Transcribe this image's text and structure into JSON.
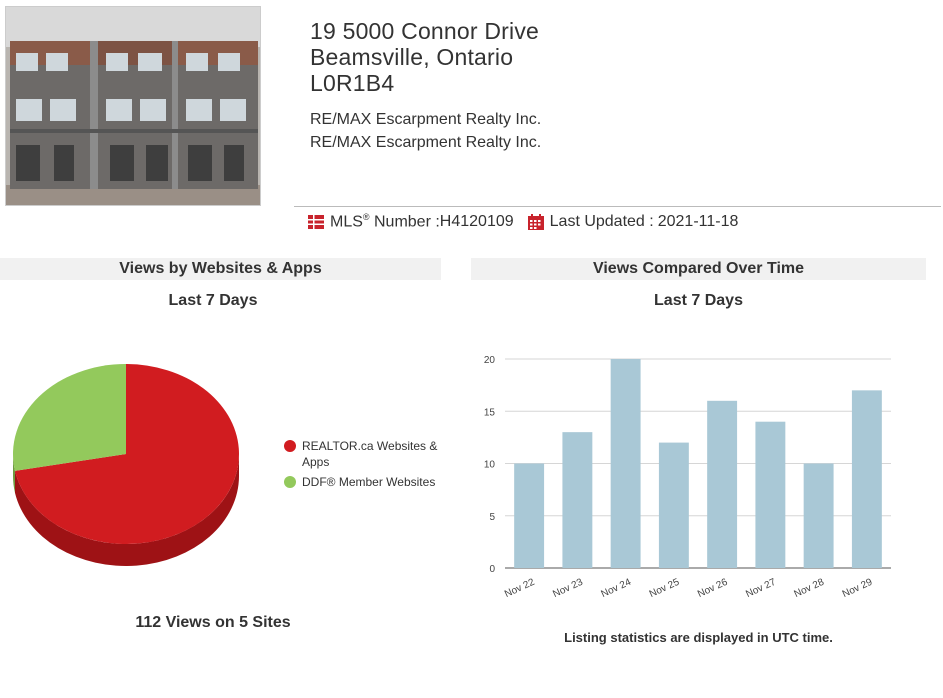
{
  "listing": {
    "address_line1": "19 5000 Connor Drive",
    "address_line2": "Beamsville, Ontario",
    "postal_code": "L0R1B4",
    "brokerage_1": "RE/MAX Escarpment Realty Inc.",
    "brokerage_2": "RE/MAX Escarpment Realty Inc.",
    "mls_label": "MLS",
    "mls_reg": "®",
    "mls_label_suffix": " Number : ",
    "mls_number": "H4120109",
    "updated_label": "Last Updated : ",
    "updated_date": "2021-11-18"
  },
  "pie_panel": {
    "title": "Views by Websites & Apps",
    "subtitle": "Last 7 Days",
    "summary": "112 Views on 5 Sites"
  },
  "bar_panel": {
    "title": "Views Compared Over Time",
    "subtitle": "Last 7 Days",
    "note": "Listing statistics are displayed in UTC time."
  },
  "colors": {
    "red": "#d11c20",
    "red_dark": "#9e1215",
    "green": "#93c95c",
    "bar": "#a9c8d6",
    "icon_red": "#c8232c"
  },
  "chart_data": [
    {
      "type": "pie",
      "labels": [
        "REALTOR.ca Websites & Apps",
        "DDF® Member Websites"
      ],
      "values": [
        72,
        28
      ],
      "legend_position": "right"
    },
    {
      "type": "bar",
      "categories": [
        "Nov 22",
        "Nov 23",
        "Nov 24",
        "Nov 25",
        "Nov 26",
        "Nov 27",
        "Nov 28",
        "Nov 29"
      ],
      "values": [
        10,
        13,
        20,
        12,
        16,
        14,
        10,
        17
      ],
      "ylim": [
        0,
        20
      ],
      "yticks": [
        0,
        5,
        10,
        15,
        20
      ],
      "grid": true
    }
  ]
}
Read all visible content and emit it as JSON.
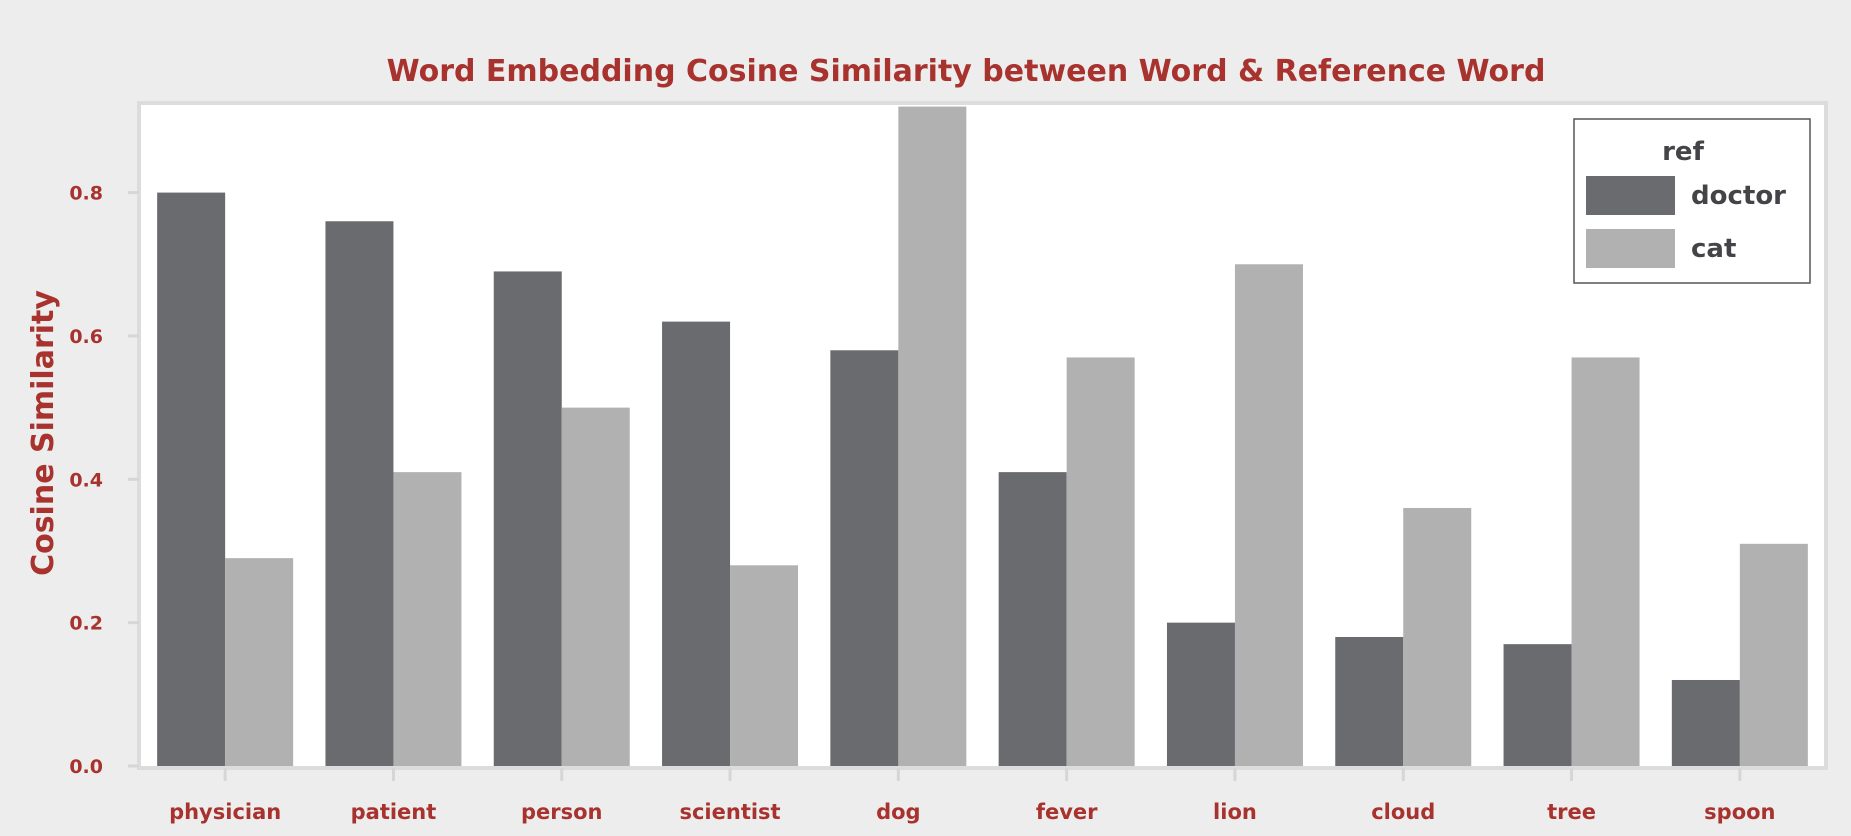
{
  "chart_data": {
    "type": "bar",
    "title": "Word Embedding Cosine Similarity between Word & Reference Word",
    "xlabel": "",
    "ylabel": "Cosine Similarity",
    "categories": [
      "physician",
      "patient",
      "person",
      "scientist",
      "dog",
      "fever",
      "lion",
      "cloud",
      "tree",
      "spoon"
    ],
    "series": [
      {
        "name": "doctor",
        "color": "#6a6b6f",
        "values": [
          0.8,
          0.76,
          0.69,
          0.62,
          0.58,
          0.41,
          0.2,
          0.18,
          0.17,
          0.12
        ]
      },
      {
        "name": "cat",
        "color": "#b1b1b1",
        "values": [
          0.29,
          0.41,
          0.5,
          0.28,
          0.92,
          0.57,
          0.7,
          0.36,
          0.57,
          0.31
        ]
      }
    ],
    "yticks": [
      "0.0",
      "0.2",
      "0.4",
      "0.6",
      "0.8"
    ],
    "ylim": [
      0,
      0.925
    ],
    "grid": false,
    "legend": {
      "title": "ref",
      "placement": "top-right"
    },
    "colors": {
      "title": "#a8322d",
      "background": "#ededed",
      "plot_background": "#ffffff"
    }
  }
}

=-=-=-=-=

** Set problem **
Transcribe the whole listing exactly. Pictures are excluded.

** Task answer **
Transcribe this image's text and structure into JSON.
{
  "listing": {
    "address_line1": "19 5000 Connor Drive",
    "address_line2": "Beamsville, Ontario",
    "postal_code": "L0R1B4",
    "brokerage_1": "RE/MAX Escarpment Realty Inc.",
    "brokerage_2": "RE/MAX Escarpment Realty Inc.",
    "mls_label": "MLS",
    "mls_reg": "®",
    "mls_label_suffix": " Number : ",
    "mls_number": "H4120109",
    "updated_label": "Last Updated : ",
    "updated_date": "2021-11-18"
  },
  "pie_panel": {
    "title": "Views by Websites & Apps",
    "subtitle": "Last 7 Days",
    "summary": "112 Views on 5 Sites"
  },
  "bar_panel": {
    "title": "Views Compared Over Time",
    "subtitle": "Last 7 Days",
    "note": "Listing statistics are displayed in UTC time."
  },
  "colors": {
    "red": "#d11c20",
    "red_dark": "#9e1215",
    "green": "#93c95c",
    "bar": "#a9c8d6",
    "icon_red": "#c8232c"
  },
  "chart_data": [
    {
      "type": "pie",
      "labels": [
        "REALTOR.ca Websites & Apps",
        "DDF® Member Websites"
      ],
      "values": [
        72,
        28
      ],
      "legend_position": "right"
    },
    {
      "type": "bar",
      "categories": [
        "Nov 22",
        "Nov 23",
        "Nov 24",
        "Nov 25",
        "Nov 26",
        "Nov 27",
        "Nov 28",
        "Nov 29"
      ],
      "values": [
        10,
        13,
        20,
        12,
        16,
        14,
        10,
        17
      ],
      "ylim": [
        0,
        20
      ],
      "yticks": [
        0,
        5,
        10,
        15,
        20
      ],
      "grid": true
    }
  ]
}
Read all visible content and emit it as JSON.
{
  "chart_data": {
    "type": "bar",
    "title": "Word Embedding Cosine Similarity between Word & Reference Word",
    "xlabel": "",
    "ylabel": "Cosine Similarity",
    "categories": [
      "physician",
      "patient",
      "person",
      "scientist",
      "dog",
      "fever",
      "lion",
      "cloud",
      "tree",
      "spoon"
    ],
    "series": [
      {
        "name": "doctor",
        "color": "#6a6b6f",
        "values": [
          0.8,
          0.76,
          0.69,
          0.62,
          0.58,
          0.41,
          0.2,
          0.18,
          0.17,
          0.12
        ]
      },
      {
        "name": "cat",
        "color": "#b1b1b1",
        "values": [
          0.29,
          0.41,
          0.5,
          0.28,
          0.92,
          0.57,
          0.7,
          0.36,
          0.57,
          0.31
        ]
      }
    ],
    "yticks": [
      "0.0",
      "0.2",
      "0.4",
      "0.6",
      "0.8"
    ],
    "ylim": [
      0,
      0.925
    ],
    "grid": false,
    "legend": {
      "title": "ref",
      "placement": "top-right"
    },
    "colors": {
      "title": "#a8322d",
      "background": "#ededed",
      "plot_background": "#ffffff"
    }
  }
}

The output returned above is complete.